● Your goal: Copy out each line of the material in which the word "render" appears.

● The data:
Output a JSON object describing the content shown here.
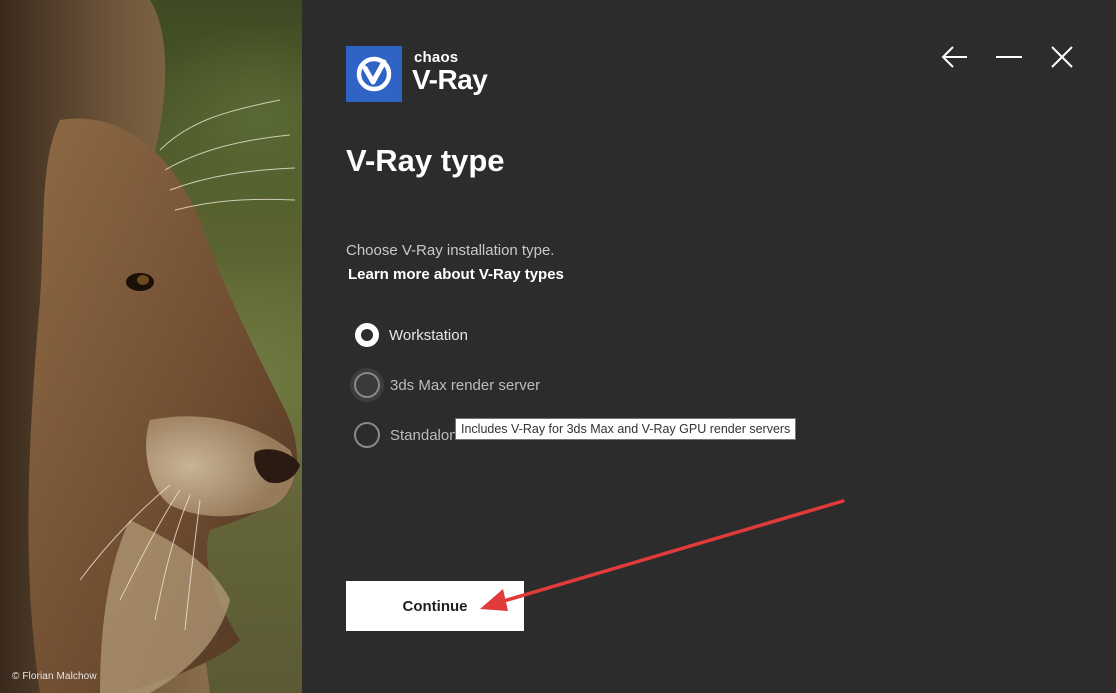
{
  "photo": {
    "credit": "© Florian Malchow"
  },
  "logo": {
    "brand": "chaos",
    "product": "V-Ray"
  },
  "window_controls": {
    "icons": [
      "back-arrow-icon",
      "minimize-icon",
      "close-icon"
    ]
  },
  "page": {
    "title": "V-Ray type",
    "subtitle": "Choose V-Ray installation type.",
    "learn_more": "Learn more about V-Ray types"
  },
  "options": [
    {
      "label": "Workstation",
      "selected": true
    },
    {
      "label": "3ds Max render server",
      "selected": false
    },
    {
      "label": "Standalone render server",
      "selected": false
    }
  ],
  "tooltip": "Includes V-Ray for 3ds Max and V-Ray GPU render servers",
  "continue_label": "Continue",
  "colors": {
    "accent_blue": "#2f63c5",
    "panel_bg": "#2c2c2c",
    "annotation_arrow": "#e03a3a"
  }
}
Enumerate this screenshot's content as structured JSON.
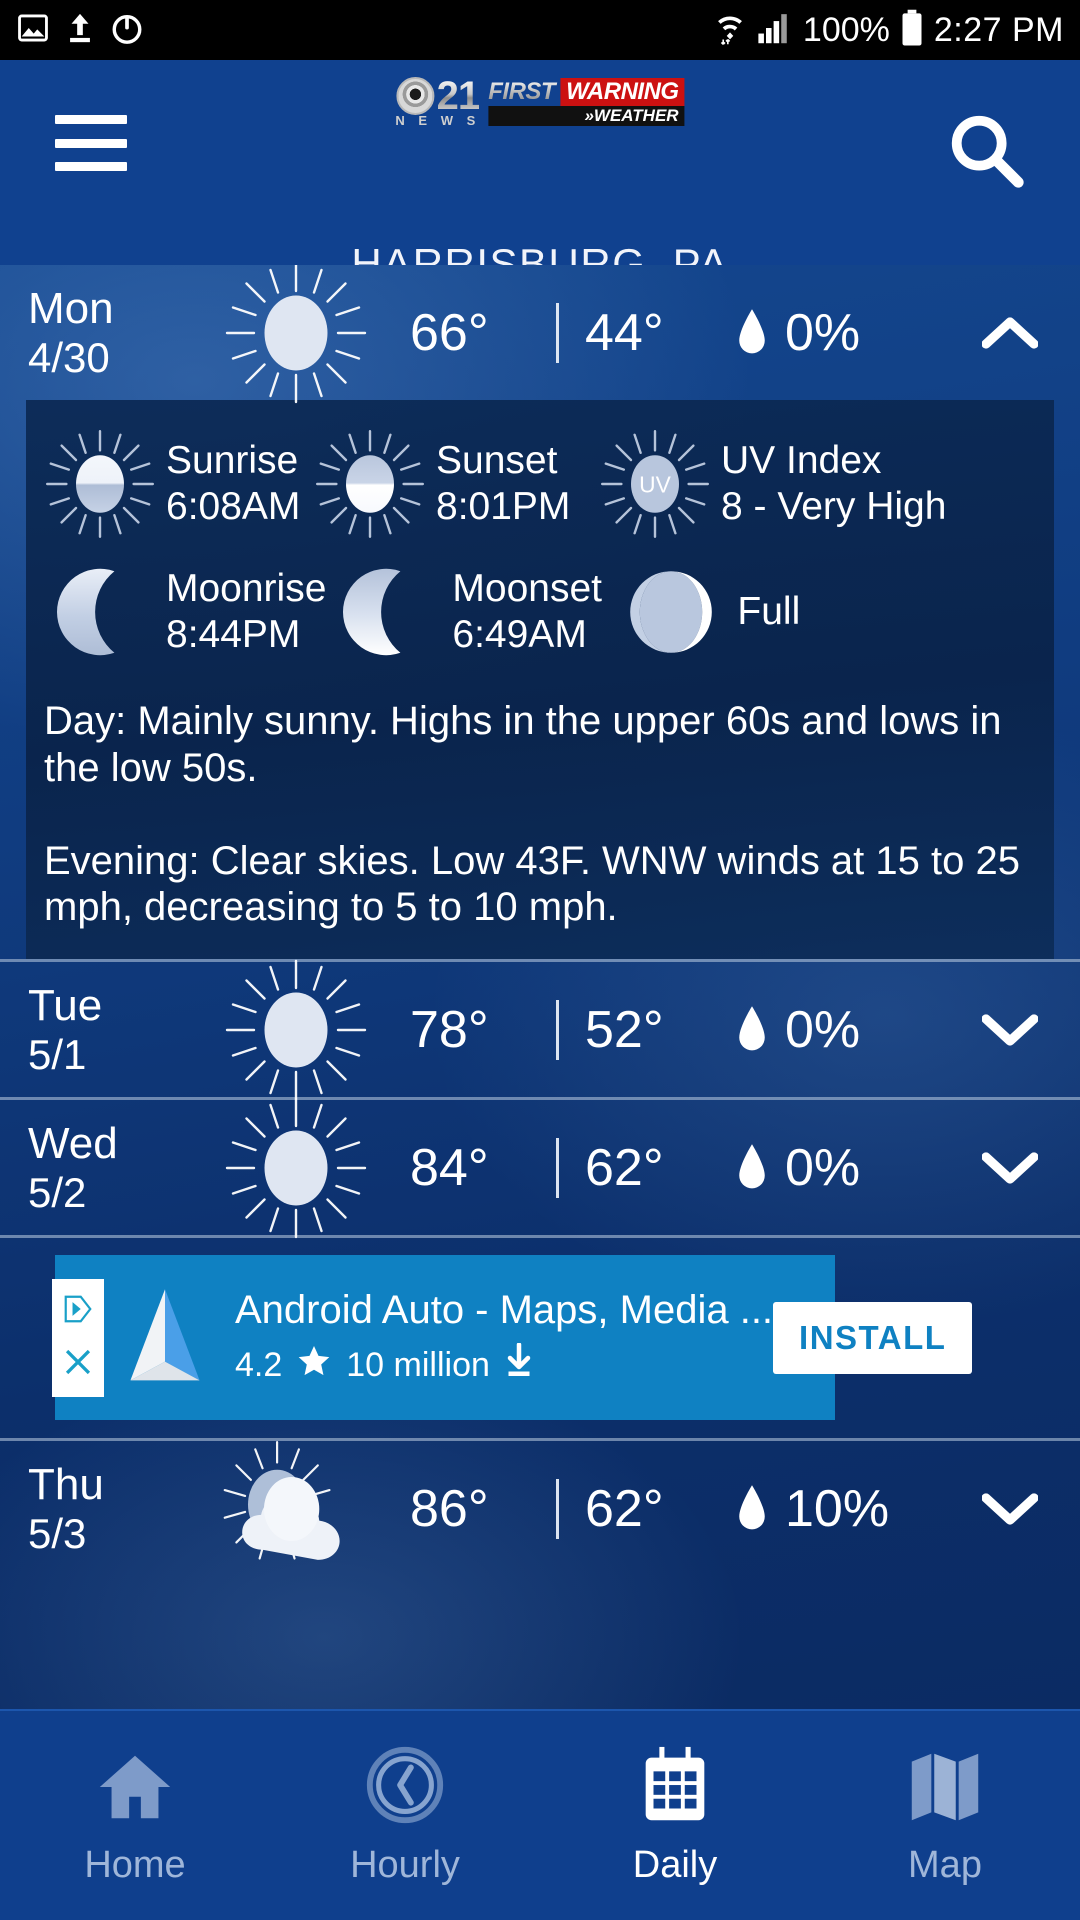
{
  "status_bar": {
    "left_icons": [
      "image-icon",
      "upload-icon",
      "timer-icon"
    ],
    "wifi_icon": "wifi-icon",
    "signal_icon": "cell-signal-icon",
    "battery_percent": "100%",
    "battery_icon": "battery-full-icon",
    "time": "2:27 PM"
  },
  "header": {
    "menu_icon": "hamburger-menu-icon",
    "search_icon": "search-icon",
    "logo": {
      "network": "21",
      "network_sub": "N E W S",
      "brand_first": "FIRST",
      "brand_warning": "WARNING",
      "brand_weather": "»WEATHER",
      "eye_icon": "cbs-eye-icon"
    },
    "city": "HARRISBURG, PA",
    "bg_color": "#10418f"
  },
  "forecast": {
    "days": [
      {
        "dow": "Mon",
        "date": "4/30",
        "icon": "sunny-icon",
        "high": "66°",
        "low": "44°",
        "separator": "|",
        "precip_icon": "water-drop-icon",
        "precip": "0%",
        "chevron": "chevron-up-icon",
        "expanded": true,
        "details": {
          "astro": [
            {
              "icon": "sunrise-icon",
              "label": "Sunrise",
              "value": "6:08AM"
            },
            {
              "icon": "sunset-icon",
              "label": "Sunset",
              "value": "8:01PM"
            },
            {
              "icon": "uv-index-icon",
              "label": "UV Index",
              "value": "8 - Very High"
            }
          ],
          "lunar": [
            {
              "icon": "moonrise-icon",
              "label": "Moonrise",
              "value": "8:44PM"
            },
            {
              "icon": "moonset-icon",
              "label": "Moonset",
              "value": "6:49AM"
            },
            {
              "icon": "moon-phase-full-icon",
              "label": "Full",
              "value": ""
            }
          ],
          "day_text": "Day: Mainly sunny. Highs in the upper 60s and lows in the low 50s.",
          "evening_text": "Evening: Clear skies. Low 43F. WNW winds at 15 to 25 mph, decreasing to 5 to 10 mph."
        }
      },
      {
        "dow": "Tue",
        "date": "5/1",
        "icon": "sunny-icon",
        "high": "78°",
        "low": "52°",
        "separator": "|",
        "precip_icon": "water-drop-icon",
        "precip": "0%",
        "chevron": "chevron-down-icon",
        "expanded": false
      },
      {
        "dow": "Wed",
        "date": "5/2",
        "icon": "sunny-icon",
        "high": "84°",
        "low": "62°",
        "separator": "|",
        "precip_icon": "water-drop-icon",
        "precip": "0%",
        "chevron": "chevron-down-icon",
        "expanded": false
      },
      {
        "dow": "Thu",
        "date": "5/3",
        "icon": "partly-cloudy-icon",
        "high": "86°",
        "low": "62°",
        "separator": "|",
        "precip_icon": "water-drop-icon",
        "precip": "10%",
        "chevron": "chevron-down-icon",
        "expanded": false
      }
    ]
  },
  "ad": {
    "title": "Android Auto - Maps, Media ...",
    "rating": "4.2",
    "star_icon": "star-icon",
    "downloads": "10 million",
    "download_icon": "download-icon",
    "install_label": "INSTALL",
    "adchoices_icon": "adchoices-icon",
    "close_icon": "close-x-icon",
    "app_icon": "android-auto-icon",
    "bg_color": "#0f81c2"
  },
  "bottom_nav": {
    "items": [
      {
        "label": "Home",
        "icon": "home-icon",
        "active": false
      },
      {
        "label": "Hourly",
        "icon": "clock-icon",
        "active": false
      },
      {
        "label": "Daily",
        "icon": "calendar-icon",
        "active": true
      },
      {
        "label": "Map",
        "icon": "map-icon",
        "active": false
      }
    ]
  }
}
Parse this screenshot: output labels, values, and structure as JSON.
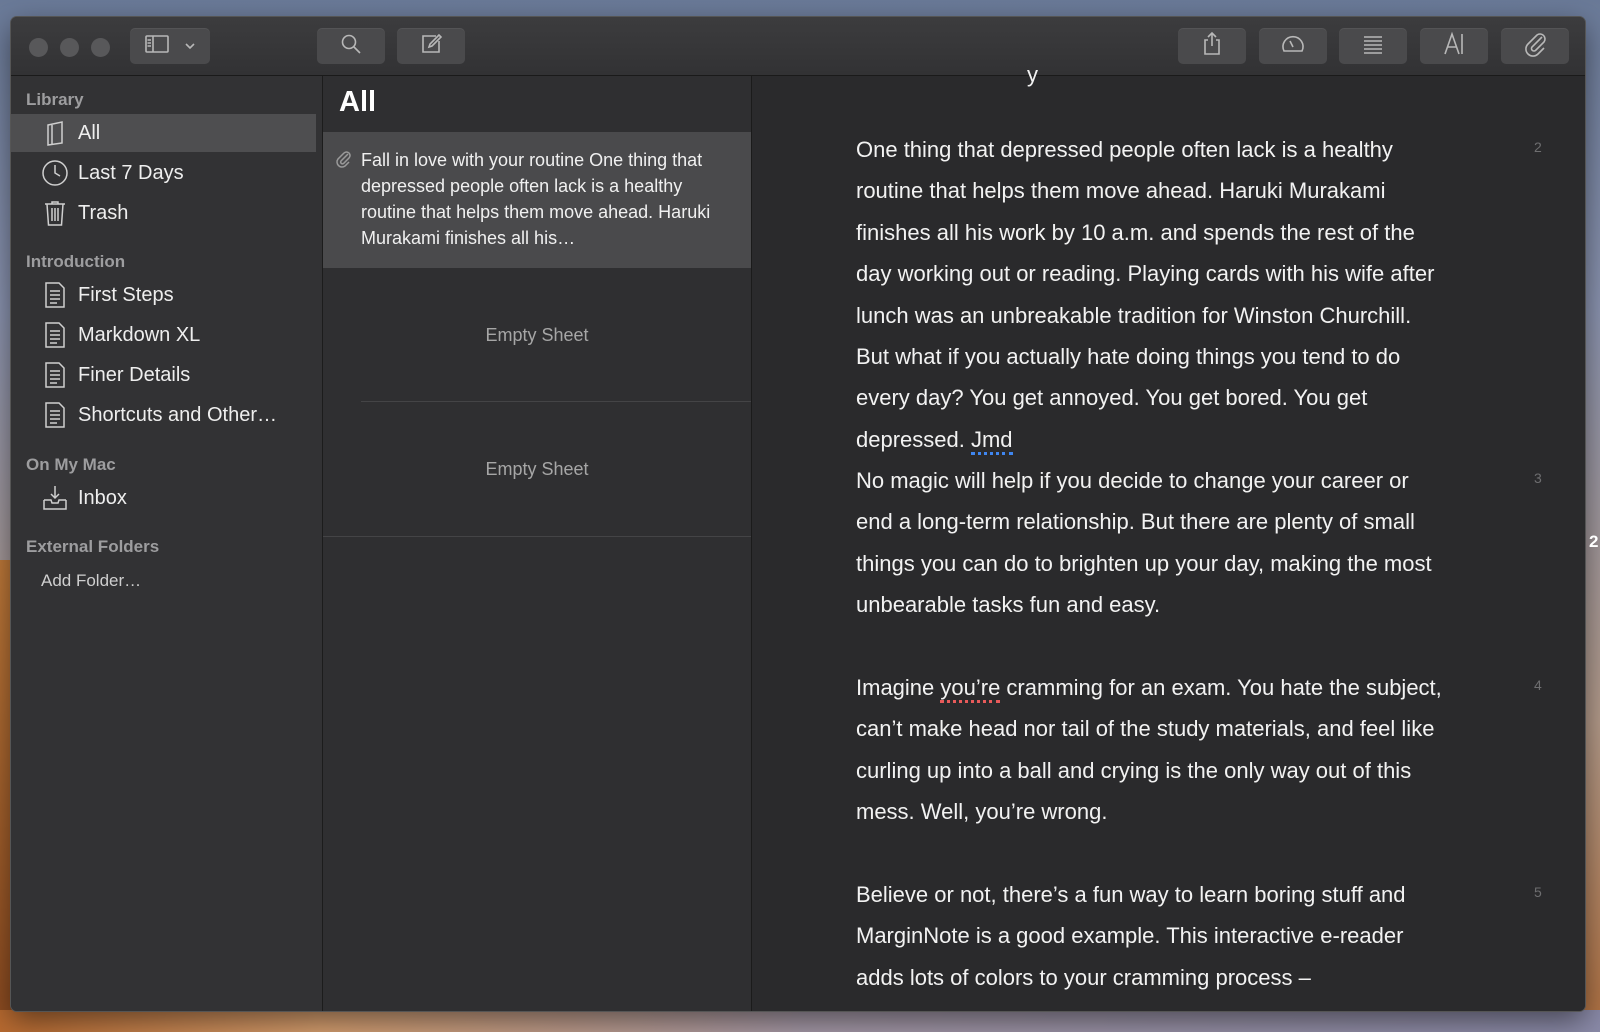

● Answer to the task:
      "label": "3ds Max render server",
      "label": "Standalone render server",
  "tooltip": "Includes V-Ray for 3ds Max and V-Ray GPU render servers",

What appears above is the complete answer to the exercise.